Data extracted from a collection
⟨

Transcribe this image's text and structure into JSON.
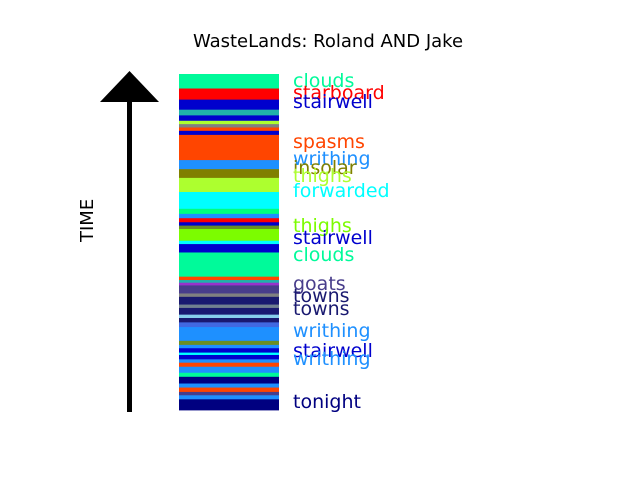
{
  "chart_data": {
    "type": "bar",
    "title": "WasteLands: Roland AND Jake",
    "ylabel": "TIME",
    "ylim": [
      0,
      1
    ],
    "bands": [
      {
        "y0": 0.0,
        "y1": 0.033,
        "color": "#000080"
      },
      {
        "y0": 0.033,
        "y1": 0.045,
        "color": "#1E90FF"
      },
      {
        "y0": 0.045,
        "y1": 0.055,
        "color": "#483D8B"
      },
      {
        "y0": 0.055,
        "y1": 0.068,
        "color": "#FF4500"
      },
      {
        "y0": 0.068,
        "y1": 0.08,
        "color": "#1E90FF"
      },
      {
        "y0": 0.08,
        "y1": 0.1,
        "color": "#000080"
      },
      {
        "y0": 0.1,
        "y1": 0.112,
        "color": "#00FA9A"
      },
      {
        "y0": 0.112,
        "y1": 0.13,
        "color": "#1E90FF"
      },
      {
        "y0": 0.13,
        "y1": 0.142,
        "color": "#FF4500"
      },
      {
        "y0": 0.142,
        "y1": 0.152,
        "color": "#1E90FF"
      },
      {
        "y0": 0.152,
        "y1": 0.165,
        "color": "#0000CD"
      },
      {
        "y0": 0.165,
        "y1": 0.172,
        "color": "#00FFFF"
      },
      {
        "y0": 0.172,
        "y1": 0.185,
        "color": "#0000CD"
      },
      {
        "y0": 0.185,
        "y1": 0.195,
        "color": "#1E90FF"
      },
      {
        "y0": 0.195,
        "y1": 0.207,
        "color": "#6B8E23"
      },
      {
        "y0": 0.207,
        "y1": 0.222,
        "color": "#1E90FF"
      },
      {
        "y0": 0.222,
        "y1": 0.248,
        "color": "#1E90FF"
      },
      {
        "y0": 0.248,
        "y1": 0.262,
        "color": "#4169E1"
      },
      {
        "y0": 0.262,
        "y1": 0.275,
        "color": "#191970"
      },
      {
        "y0": 0.275,
        "y1": 0.285,
        "color": "#87CEEB"
      },
      {
        "y0": 0.285,
        "y1": 0.305,
        "color": "#191970"
      },
      {
        "y0": 0.305,
        "y1": 0.315,
        "color": "#708090"
      },
      {
        "y0": 0.315,
        "y1": 0.338,
        "color": "#191970"
      },
      {
        "y0": 0.338,
        "y1": 0.348,
        "color": "#808080"
      },
      {
        "y0": 0.348,
        "y1": 0.36,
        "color": "#483D8B"
      },
      {
        "y0": 0.36,
        "y1": 0.372,
        "color": "#483D8B"
      },
      {
        "y0": 0.372,
        "y1": 0.38,
        "color": "#9932CC"
      },
      {
        "y0": 0.38,
        "y1": 0.388,
        "color": "#20B2AA"
      },
      {
        "y0": 0.388,
        "y1": 0.398,
        "color": "#FF4500"
      },
      {
        "y0": 0.398,
        "y1": 0.47,
        "color": "#00FA9A"
      },
      {
        "y0": 0.47,
        "y1": 0.495,
        "color": "#0000CD"
      },
      {
        "y0": 0.495,
        "y1": 0.505,
        "color": "#00FFFF"
      },
      {
        "y0": 0.505,
        "y1": 0.54,
        "color": "#7CFC00"
      },
      {
        "y0": 0.54,
        "y1": 0.55,
        "color": "#6B8E23"
      },
      {
        "y0": 0.55,
        "y1": 0.56,
        "color": "#0000CD"
      },
      {
        "y0": 0.56,
        "y1": 0.572,
        "color": "#FF0000"
      },
      {
        "y0": 0.572,
        "y1": 0.585,
        "color": "#1E90FF"
      },
      {
        "y0": 0.585,
        "y1": 0.6,
        "color": "#00FF7F"
      },
      {
        "y0": 0.6,
        "y1": 0.65,
        "color": "#00FFFF"
      },
      {
        "y0": 0.65,
        "y1": 0.672,
        "color": "#ADFF2F"
      },
      {
        "y0": 0.672,
        "y1": 0.692,
        "color": "#ADFF2F"
      },
      {
        "y0": 0.692,
        "y1": 0.718,
        "color": "#808000"
      },
      {
        "y0": 0.718,
        "y1": 0.745,
        "color": "#1E90FF"
      },
      {
        "y0": 0.745,
        "y1": 0.82,
        "color": "#FF4500"
      },
      {
        "y0": 0.82,
        "y1": 0.832,
        "color": "#0000CD"
      },
      {
        "y0": 0.832,
        "y1": 0.842,
        "color": "#FF4500"
      },
      {
        "y0": 0.842,
        "y1": 0.852,
        "color": "#808080"
      },
      {
        "y0": 0.852,
        "y1": 0.862,
        "color": "#ADFF2F"
      },
      {
        "y0": 0.862,
        "y1": 0.878,
        "color": "#0000CD"
      },
      {
        "y0": 0.878,
        "y1": 0.895,
        "color": "#20B2AA"
      },
      {
        "y0": 0.895,
        "y1": 0.925,
        "color": "#0000CD"
      },
      {
        "y0": 0.925,
        "y1": 0.958,
        "color": "#FF0000"
      },
      {
        "y0": 0.958,
        "y1": 1.0,
        "color": "#00FA9A"
      }
    ],
    "annotations": [
      {
        "text": "clouds",
        "y": 0.975,
        "color": "#00FA9A"
      },
      {
        "text": "starboard",
        "y": 0.94,
        "color": "#FF0000"
      },
      {
        "text": "stairwell",
        "y": 0.915,
        "color": "#0000CD"
      },
      {
        "text": "spasms",
        "y": 0.795,
        "color": "#FF4500"
      },
      {
        "text": "writhing",
        "y": 0.745,
        "color": "#1E90FF"
      },
      {
        "text": "insolar",
        "y": 0.718,
        "color": "#808000"
      },
      {
        "text": "thighs",
        "y": 0.693,
        "color": "#ADFF2F"
      },
      {
        "text": "forwarded",
        "y": 0.65,
        "color": "#00FFFF"
      },
      {
        "text": "thighs",
        "y": 0.545,
        "color": "#7CFC00"
      },
      {
        "text": "stairwell",
        "y": 0.508,
        "color": "#0000CD"
      },
      {
        "text": "clouds",
        "y": 0.458,
        "color": "#00FA9A"
      },
      {
        "text": "goats",
        "y": 0.372,
        "color": "#483D8B"
      },
      {
        "text": "towns",
        "y": 0.335,
        "color": "#191970"
      },
      {
        "text": "towns",
        "y": 0.298,
        "color": "#191970"
      },
      {
        "text": "writhing",
        "y": 0.232,
        "color": "#1E90FF"
      },
      {
        "text": "stairwell",
        "y": 0.172,
        "color": "#0000CD"
      },
      {
        "text": "writhing",
        "y": 0.148,
        "color": "#1E90FF"
      },
      {
        "text": "tonight",
        "y": 0.022,
        "color": "#000080"
      }
    ]
  }
}
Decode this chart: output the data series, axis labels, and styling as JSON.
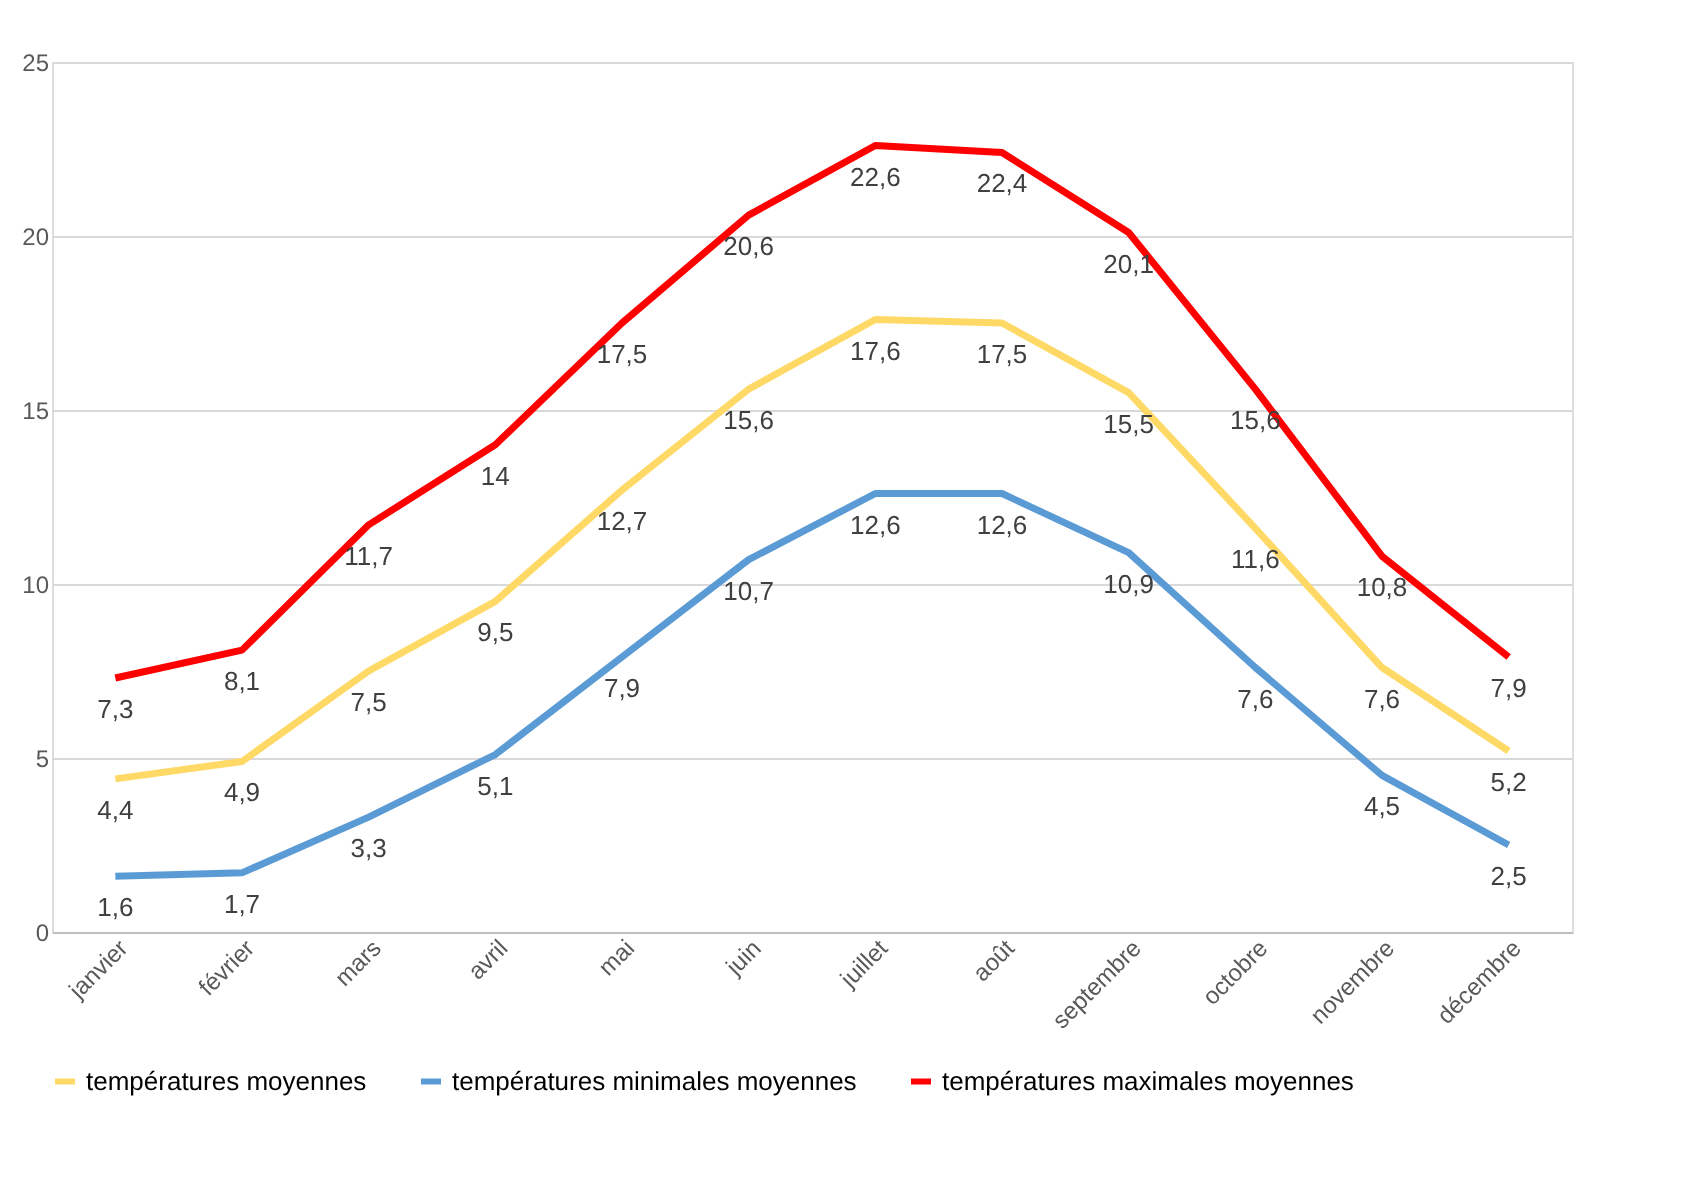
{
  "chart_data": {
    "type": "line",
    "categories": [
      "janvier",
      "février",
      "mars",
      "avril",
      "mai",
      "juin",
      "juillet",
      "août",
      "septembre",
      "octobre",
      "novembre",
      "décembre"
    ],
    "series": [
      {
        "name": "températures moyennes",
        "color": "#ffd966",
        "values": [
          4.4,
          4.9,
          7.5,
          9.5,
          12.7,
          15.6,
          17.6,
          17.5,
          15.5,
          11.6,
          7.6,
          5.2
        ],
        "value_labels": [
          "4,4",
          "4,9",
          "7,5",
          "9,5",
          "12,7",
          "15,6",
          "17,6",
          "17,5",
          "15,5",
          "11,6",
          "7,6",
          "5,2"
        ]
      },
      {
        "name": "températures minimales moyennes",
        "color": "#5b9bd5",
        "values": [
          1.6,
          1.7,
          3.3,
          5.1,
          7.9,
          10.7,
          12.6,
          12.6,
          10.9,
          7.6,
          4.5,
          2.5
        ],
        "value_labels": [
          "1,6",
          "1,7",
          "3,3",
          "5,1",
          "7,9",
          "10,7",
          "12,6",
          "12,6",
          "10,9",
          "7,6",
          "4,5",
          "2,5"
        ]
      },
      {
        "name": "températures maximales moyennes",
        "color": "#ff0000",
        "values": [
          7.3,
          8.1,
          11.7,
          14,
          17.5,
          20.6,
          22.6,
          22.4,
          20.1,
          15.6,
          10.8,
          7.9
        ],
        "value_labels": [
          "7,3",
          "8,1",
          "11,7",
          "14",
          "17,5",
          "20,6",
          "22,6",
          "22,4",
          "20,1",
          "15,6",
          "10,8",
          "7,9"
        ]
      }
    ],
    "ylim": [
      0,
      25
    ],
    "yticks": [
      0,
      5,
      10,
      15,
      20,
      25
    ],
    "grid": "y",
    "legend": "bottom",
    "marker": "none",
    "line_style": "solid"
  }
}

⟩

• Required work
Copy every line of the material in which the word "températures" occurs.

• Correct output
        "name": "températures moyennes",
        "name": "températures minimales moyennes",
        "name": "températures maximales moyennes",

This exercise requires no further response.